What you have to do: The entries below contain pictures. Retype everything except those pictures, exactly as given.
____________________
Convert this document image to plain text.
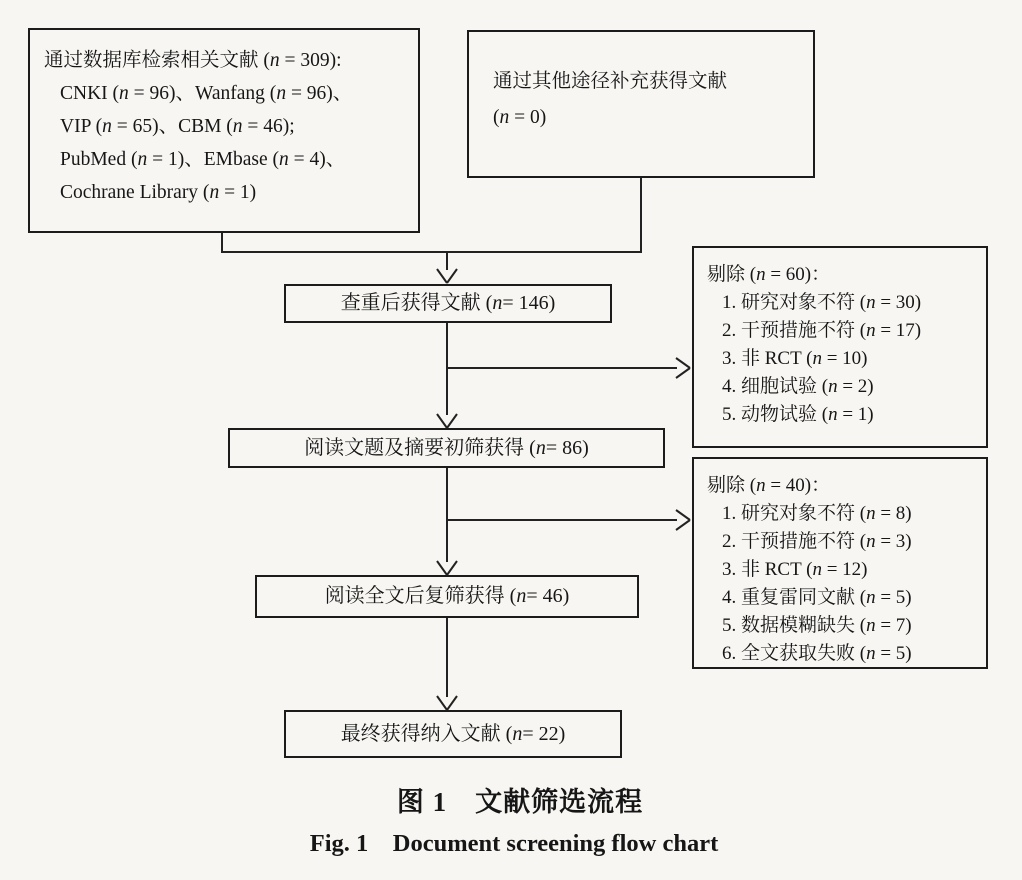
通过数据库检索相关文献 (n = 309):
CNKI (n = 96)、Wanfang (n = 96)、
VIP (n = 65)、CBM (n = 46);
PubMed (n = 1)、EMbase (n = 4)、
Cochrane Library (n = 1)
通过其他途径补充获得文献
(n = 0)
查重后获得文献 ( n = 146)
剔除 (n = 60)：
1. 研究对象不符 (n = 30)
2. 干预措施不符 (n = 17)
3. 非 RCT (n = 10)
4. 细胞试验 (n = 2)
5. 动物试验 (n = 1)
阅读文题及摘要初筛获得 ( n = 86)
剔除 (n = 40)：
1. 研究对象不符 (n = 8)
2. 干预措施不符 (n = 3)
3. 非 RCT (n = 12)
4. 重复雷同文献 (n = 5)
5. 数据模糊缺失 (n = 7)
6. 全文获取失败 (n = 5)
阅读全文后复筛获得 ( n = 46)
最终获得纳入文献 ( n = 22)
图 1　文献筛选流程
Fig. 1　Document screening flow chart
____________________
The answer:
Convert this document image to plain text.
通过数据库检索相关文献 (n = 309):
CNKI (n = 96)、Wanfang (n = 96)、
VIP (n = 65)、CBM (n = 46);
PubMed (n = 1)、EMbase (n = 4)、
Cochrane Library (n = 1)
通过其他途径补充获得文献
(n = 0)
查重后获得文献 ( n = 146)
剔除 (n = 60)：
1. 研究对象不符 (n = 30)
2. 干预措施不符 (n = 17)
3. 非 RCT (n = 10)
4. 细胞试验 (n = 2)
5. 动物试验 (n = 1)
阅读文题及摘要初筛获得 ( n = 86)
剔除 (n = 40)：
1. 研究对象不符 (n = 8)
2. 干预措施不符 (n = 3)
3. 非 RCT (n = 12)
4. 重复雷同文献 (n = 5)
5. 数据模糊缺失 (n = 7)
6. 全文获取失败 (n = 5)
阅读全文后复筛获得 ( n = 46)
最终获得纳入文献 ( n = 22)
图 1　文献筛选流程
Fig. 1　Document screening flow chart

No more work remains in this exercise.